*TASK BRIEF*. Every line below that contains "documents" is to be copied.

"""

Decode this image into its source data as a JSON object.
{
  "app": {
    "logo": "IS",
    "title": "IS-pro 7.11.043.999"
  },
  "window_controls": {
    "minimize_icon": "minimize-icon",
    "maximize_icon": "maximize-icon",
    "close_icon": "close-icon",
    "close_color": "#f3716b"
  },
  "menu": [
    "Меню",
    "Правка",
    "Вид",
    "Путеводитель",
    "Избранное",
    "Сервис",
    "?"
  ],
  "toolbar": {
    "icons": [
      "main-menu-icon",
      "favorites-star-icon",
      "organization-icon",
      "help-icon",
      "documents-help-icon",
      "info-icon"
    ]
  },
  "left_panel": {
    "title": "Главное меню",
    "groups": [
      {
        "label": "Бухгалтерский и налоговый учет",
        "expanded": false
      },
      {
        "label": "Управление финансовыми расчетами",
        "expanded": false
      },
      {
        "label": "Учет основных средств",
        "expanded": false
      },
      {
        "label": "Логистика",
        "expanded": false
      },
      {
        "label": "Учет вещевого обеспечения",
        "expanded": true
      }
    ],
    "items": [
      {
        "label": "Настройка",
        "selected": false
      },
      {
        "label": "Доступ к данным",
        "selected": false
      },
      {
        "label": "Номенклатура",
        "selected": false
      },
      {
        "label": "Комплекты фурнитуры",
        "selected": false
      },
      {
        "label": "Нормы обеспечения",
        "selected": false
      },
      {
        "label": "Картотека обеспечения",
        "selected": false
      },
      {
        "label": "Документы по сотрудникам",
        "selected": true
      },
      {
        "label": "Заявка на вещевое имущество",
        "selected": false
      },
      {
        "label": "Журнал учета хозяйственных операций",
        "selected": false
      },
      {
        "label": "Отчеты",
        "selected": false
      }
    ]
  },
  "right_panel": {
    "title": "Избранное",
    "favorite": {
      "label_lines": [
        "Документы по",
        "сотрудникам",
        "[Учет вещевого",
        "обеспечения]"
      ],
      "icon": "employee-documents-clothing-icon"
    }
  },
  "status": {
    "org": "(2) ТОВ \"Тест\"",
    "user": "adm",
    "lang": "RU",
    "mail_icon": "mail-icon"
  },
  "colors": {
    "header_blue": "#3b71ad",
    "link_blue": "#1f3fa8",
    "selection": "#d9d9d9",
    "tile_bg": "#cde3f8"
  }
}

"""
"""

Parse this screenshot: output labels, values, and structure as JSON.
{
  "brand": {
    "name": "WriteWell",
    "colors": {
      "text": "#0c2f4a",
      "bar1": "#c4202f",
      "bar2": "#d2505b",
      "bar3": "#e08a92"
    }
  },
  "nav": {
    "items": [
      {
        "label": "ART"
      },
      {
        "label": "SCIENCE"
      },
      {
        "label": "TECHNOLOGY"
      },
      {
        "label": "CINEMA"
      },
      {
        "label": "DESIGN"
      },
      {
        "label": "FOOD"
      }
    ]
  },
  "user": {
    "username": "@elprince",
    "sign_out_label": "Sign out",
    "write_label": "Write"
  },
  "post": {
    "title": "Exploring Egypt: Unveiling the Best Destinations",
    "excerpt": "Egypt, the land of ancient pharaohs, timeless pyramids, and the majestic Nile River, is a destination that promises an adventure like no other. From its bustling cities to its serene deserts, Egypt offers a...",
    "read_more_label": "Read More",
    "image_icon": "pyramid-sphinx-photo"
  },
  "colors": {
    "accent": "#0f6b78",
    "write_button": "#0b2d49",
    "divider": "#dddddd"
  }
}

"""
"""

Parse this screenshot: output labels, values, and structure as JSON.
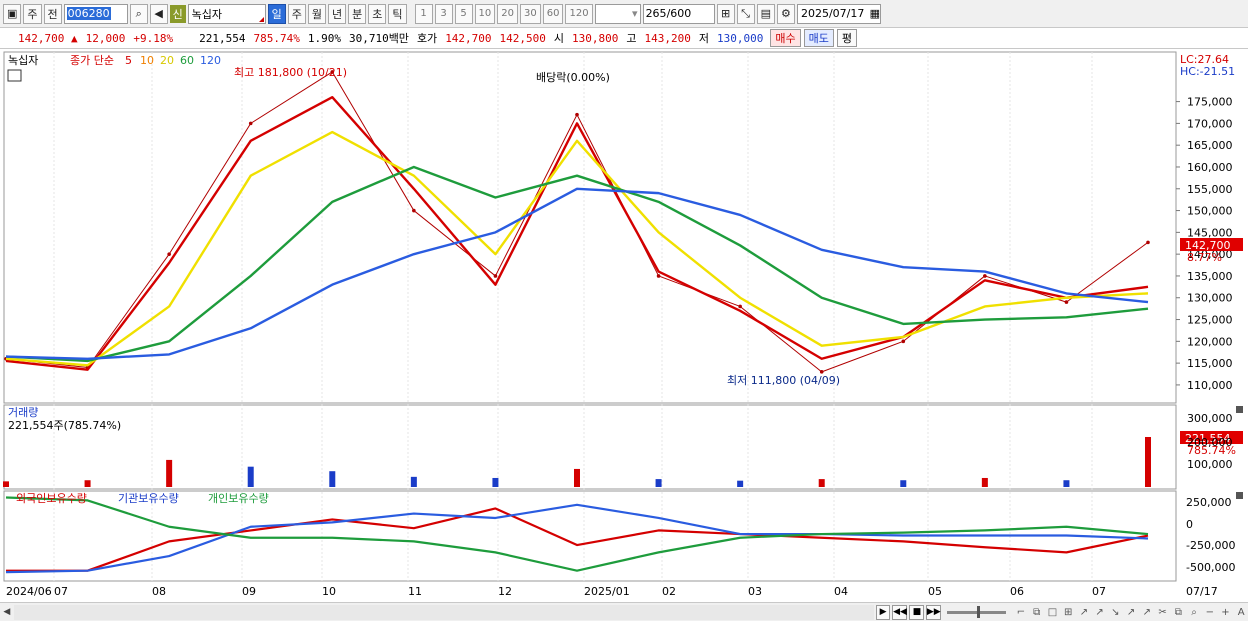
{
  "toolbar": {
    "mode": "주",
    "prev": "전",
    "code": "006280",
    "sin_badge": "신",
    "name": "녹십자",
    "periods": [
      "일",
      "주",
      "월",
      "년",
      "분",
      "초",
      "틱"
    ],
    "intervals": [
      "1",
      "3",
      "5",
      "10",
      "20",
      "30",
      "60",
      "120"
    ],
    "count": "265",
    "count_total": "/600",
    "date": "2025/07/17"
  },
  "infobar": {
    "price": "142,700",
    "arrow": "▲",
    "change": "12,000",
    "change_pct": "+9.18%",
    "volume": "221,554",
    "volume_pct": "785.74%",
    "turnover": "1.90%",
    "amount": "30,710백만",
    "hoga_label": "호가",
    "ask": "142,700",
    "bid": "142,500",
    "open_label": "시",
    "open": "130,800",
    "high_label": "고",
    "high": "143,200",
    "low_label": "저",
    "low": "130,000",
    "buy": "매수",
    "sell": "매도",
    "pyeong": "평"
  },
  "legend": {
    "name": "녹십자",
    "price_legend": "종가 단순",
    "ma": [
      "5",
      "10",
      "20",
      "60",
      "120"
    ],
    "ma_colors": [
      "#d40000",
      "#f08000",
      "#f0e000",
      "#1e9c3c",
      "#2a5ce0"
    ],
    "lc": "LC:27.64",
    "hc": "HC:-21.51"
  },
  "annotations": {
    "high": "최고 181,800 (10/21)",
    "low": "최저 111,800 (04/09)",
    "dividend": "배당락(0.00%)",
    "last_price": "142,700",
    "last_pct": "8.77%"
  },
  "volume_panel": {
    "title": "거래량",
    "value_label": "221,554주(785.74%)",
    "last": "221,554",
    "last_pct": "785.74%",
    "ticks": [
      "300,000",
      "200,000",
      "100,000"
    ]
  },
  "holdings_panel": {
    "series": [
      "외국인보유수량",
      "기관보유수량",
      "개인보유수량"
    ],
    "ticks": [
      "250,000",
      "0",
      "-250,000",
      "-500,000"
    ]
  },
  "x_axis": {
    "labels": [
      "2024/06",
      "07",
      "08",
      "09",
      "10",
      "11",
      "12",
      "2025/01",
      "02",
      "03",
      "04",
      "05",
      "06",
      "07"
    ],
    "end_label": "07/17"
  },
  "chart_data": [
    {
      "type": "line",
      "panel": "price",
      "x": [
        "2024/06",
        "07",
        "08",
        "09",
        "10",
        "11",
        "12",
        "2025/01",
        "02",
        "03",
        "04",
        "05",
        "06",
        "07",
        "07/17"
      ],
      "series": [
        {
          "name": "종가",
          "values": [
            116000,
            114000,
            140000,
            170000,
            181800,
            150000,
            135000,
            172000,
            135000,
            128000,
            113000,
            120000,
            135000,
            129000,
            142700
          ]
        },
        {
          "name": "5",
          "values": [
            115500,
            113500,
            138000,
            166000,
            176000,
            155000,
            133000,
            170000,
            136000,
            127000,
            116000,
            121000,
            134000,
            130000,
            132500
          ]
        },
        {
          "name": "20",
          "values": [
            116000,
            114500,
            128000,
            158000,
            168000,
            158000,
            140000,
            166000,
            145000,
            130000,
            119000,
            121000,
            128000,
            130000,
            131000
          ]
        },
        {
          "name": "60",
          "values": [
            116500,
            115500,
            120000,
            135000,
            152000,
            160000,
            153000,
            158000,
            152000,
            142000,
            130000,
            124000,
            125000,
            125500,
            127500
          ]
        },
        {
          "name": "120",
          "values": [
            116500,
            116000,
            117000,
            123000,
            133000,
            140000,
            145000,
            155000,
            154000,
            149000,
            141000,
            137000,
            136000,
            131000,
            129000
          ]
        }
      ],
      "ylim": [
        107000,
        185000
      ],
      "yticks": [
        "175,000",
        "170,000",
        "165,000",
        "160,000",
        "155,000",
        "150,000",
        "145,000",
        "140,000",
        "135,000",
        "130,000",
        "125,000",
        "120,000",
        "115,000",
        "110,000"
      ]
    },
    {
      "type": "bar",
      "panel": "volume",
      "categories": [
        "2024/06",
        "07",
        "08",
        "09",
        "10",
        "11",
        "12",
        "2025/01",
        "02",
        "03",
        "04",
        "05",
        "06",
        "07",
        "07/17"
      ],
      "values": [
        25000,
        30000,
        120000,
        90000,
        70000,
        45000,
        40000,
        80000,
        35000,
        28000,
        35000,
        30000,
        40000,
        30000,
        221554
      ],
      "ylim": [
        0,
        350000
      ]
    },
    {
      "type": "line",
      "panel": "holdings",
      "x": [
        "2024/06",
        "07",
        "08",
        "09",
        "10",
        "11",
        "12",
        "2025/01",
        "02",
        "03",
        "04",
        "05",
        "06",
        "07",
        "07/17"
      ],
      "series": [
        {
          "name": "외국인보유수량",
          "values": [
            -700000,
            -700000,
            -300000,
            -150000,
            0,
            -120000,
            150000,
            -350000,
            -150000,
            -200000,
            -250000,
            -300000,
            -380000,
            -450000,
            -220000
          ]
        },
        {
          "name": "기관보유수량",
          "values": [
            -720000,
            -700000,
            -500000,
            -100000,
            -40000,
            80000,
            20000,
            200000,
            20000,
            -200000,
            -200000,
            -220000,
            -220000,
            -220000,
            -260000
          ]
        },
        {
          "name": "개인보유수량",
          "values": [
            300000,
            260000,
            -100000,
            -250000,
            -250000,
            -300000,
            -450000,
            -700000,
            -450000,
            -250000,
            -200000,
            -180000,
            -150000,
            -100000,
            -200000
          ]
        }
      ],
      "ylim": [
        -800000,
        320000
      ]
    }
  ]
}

"""

*RESPONSE TO THE EXERCISE*.
      "documents-help-icon",
      "icon": "employee-documents-clothing-icon"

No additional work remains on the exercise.